------ Data to process

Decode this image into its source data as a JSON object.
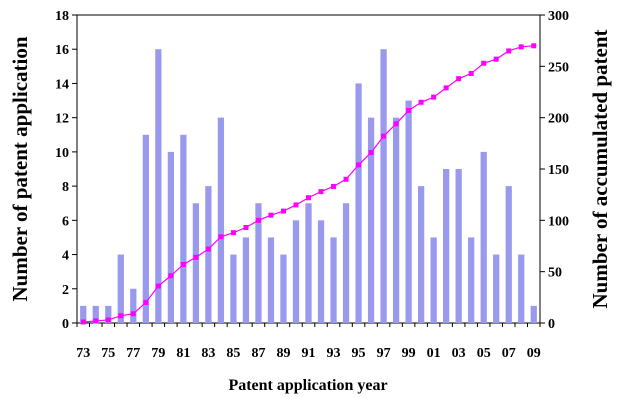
{
  "chart_data": {
    "type": "bar",
    "xlabel": "Patent application year",
    "ylabel": "Number of patent application",
    "y2label": "Number of accumulated patent",
    "categories": [
      "73",
      "74",
      "75",
      "76",
      "77",
      "78",
      "79",
      "80",
      "81",
      "82",
      "83",
      "84",
      "85",
      "86",
      "87",
      "88",
      "89",
      "90",
      "91",
      "92",
      "93",
      "94",
      "95",
      "96",
      "97",
      "98",
      "99",
      "00",
      "01",
      "02",
      "03",
      "04",
      "05",
      "06",
      "07",
      "08",
      "09"
    ],
    "x_tick_labels": [
      "73",
      "75",
      "77",
      "79",
      "81",
      "83",
      "85",
      "87",
      "89",
      "91",
      "93",
      "95",
      "97",
      "99",
      "01",
      "03",
      "05",
      "07",
      "09"
    ],
    "series": [
      {
        "axis": "left",
        "type": "bar",
        "color": "#9999ee",
        "values": [
          1,
          1,
          1,
          4,
          2,
          11,
          16,
          10,
          11,
          7,
          8,
          12,
          4,
          5,
          7,
          5,
          4,
          6,
          7,
          6,
          5,
          7,
          14,
          12,
          16,
          12,
          13,
          8,
          5,
          9,
          9,
          5,
          10,
          4,
          8,
          4,
          1
        ]
      },
      {
        "axis": "right",
        "type": "line",
        "color": "#ff00ff",
        "values": [
          1,
          2,
          3,
          7,
          9,
          20,
          36,
          46,
          57,
          64,
          72,
          84,
          88,
          93,
          100,
          105,
          109,
          115,
          122,
          128,
          133,
          140,
          154,
          166,
          182,
          194,
          207,
          215,
          220,
          229,
          238,
          243,
          253,
          257,
          265,
          269,
          270
        ]
      }
    ],
    "ylim": [
      0,
      18
    ],
    "yticks": [
      0,
      2,
      4,
      6,
      8,
      10,
      12,
      14,
      16,
      18
    ],
    "y2lim": [
      0,
      300
    ],
    "y2ticks": [
      0,
      50,
      100,
      150,
      200,
      250,
      300
    ],
    "grid": false,
    "legend": "none"
  }
}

------------

To be done: Determine the number of lines in the listing that contain the string "application". Write that number and nothing else.

The solution: 2